Records for the exercise »
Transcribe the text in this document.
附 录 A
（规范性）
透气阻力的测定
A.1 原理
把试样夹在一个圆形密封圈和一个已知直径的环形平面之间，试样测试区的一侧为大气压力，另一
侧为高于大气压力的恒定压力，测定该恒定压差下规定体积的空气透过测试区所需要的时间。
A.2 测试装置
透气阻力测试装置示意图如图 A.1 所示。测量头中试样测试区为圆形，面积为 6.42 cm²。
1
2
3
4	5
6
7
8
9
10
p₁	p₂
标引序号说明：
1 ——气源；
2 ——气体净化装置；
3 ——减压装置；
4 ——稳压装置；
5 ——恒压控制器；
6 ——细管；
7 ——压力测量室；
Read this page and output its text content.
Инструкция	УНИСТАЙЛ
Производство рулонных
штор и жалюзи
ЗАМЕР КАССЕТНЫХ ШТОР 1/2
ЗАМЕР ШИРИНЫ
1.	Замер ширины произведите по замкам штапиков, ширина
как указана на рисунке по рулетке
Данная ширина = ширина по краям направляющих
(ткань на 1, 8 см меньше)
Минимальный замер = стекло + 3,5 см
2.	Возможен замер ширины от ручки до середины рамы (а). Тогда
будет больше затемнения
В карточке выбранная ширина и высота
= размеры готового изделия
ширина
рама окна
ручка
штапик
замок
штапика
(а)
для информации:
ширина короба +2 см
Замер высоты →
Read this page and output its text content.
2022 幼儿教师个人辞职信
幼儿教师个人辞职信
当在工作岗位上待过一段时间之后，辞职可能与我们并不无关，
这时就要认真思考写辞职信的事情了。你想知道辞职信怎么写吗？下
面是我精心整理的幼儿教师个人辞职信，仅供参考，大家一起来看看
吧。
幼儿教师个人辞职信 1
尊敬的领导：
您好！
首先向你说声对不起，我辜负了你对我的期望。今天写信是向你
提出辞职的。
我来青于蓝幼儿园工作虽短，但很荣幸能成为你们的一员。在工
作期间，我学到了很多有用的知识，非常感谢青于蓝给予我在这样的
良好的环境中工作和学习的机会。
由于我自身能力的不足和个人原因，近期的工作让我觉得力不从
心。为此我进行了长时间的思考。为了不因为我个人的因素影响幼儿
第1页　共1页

Exercise brief » Every line above should be written out again exactly as it stands.

Solution to the problem »
Transcribe the text in this document.
附 录 A
（规范性）
透气阻力的测定
A.1 原理
把试样夹在一个圆形密封圈和一个已知直径的环形平面之间，试样测试区的一侧为大气压力，另一
侧为高于大气压力的恒定压力，测定该恒定压差下规定体积的空气透过测试区所需要的时间。
A.2 测试装置
透气阻力测试装置示意图如图 A.1 所示。测量头中试样测试区为圆形，面积为 6.42 cm²。
1
2
3
4	5
6
7
8
9
10
p₁	p₂
标引序号说明：
1 ——气源；
2 ——气体净化装置；
3 ——减压装置；
4 ——稳压装置；
5 ——恒压控制器；
6 ——细管；
7 ——压力测量室；
Read this page and output its text content.
Инструкция	УНИСТАЙЛ
Производство рулонных
штор и жалюзи
ЗАМЕР КАССЕТНЫХ ШТОР 1/2
ЗАМЕР ШИРИНЫ
1.	Замер ширины произведите по замкам штапиков, ширина
как указана на рисунке по рулетке
Данная ширина = ширина по краям направляющих
(ткань на 1, 8 см меньше)
Минимальный замер = стекло + 3,5 см
2.	Возможен замер ширины от ручки до середины рамы (а). Тогда
будет больше затемнения
В карточке выбранная ширина и высота
= размеры готового изделия
ширина
рама окна
ручка
штапик
замок
штапика
(а)
для информации:
ширина короба +2 см
Замер высоты →
Read this page and output its text content.
2022 幼儿教师个人辞职信
幼儿教师个人辞职信
当在工作岗位上待过一段时间之后，辞职可能与我们并不无关，
这时就要认真思考写辞职信的事情了。你想知道辞职信怎么写吗？下
面是我精心整理的幼儿教师个人辞职信，仅供参考，大家一起来看看
吧。
幼儿教师个人辞职信 1
尊敬的领导：
您好！
首先向你说声对不起，我辜负了你对我的期望。今天写信是向你
提出辞职的。
我来青于蓝幼儿园工作虽短，但很荣幸能成为你们的一员。在工
作期间，我学到了很多有用的知识，非常感谢青于蓝给予我在这样的
良好的环境中工作和学习的机会。
由于我自身能力的不足和个人原因，近期的工作让我觉得力不从
心。为此我进行了长时间的思考。为了不因为我个人的因素影响幼儿
第1页　共1页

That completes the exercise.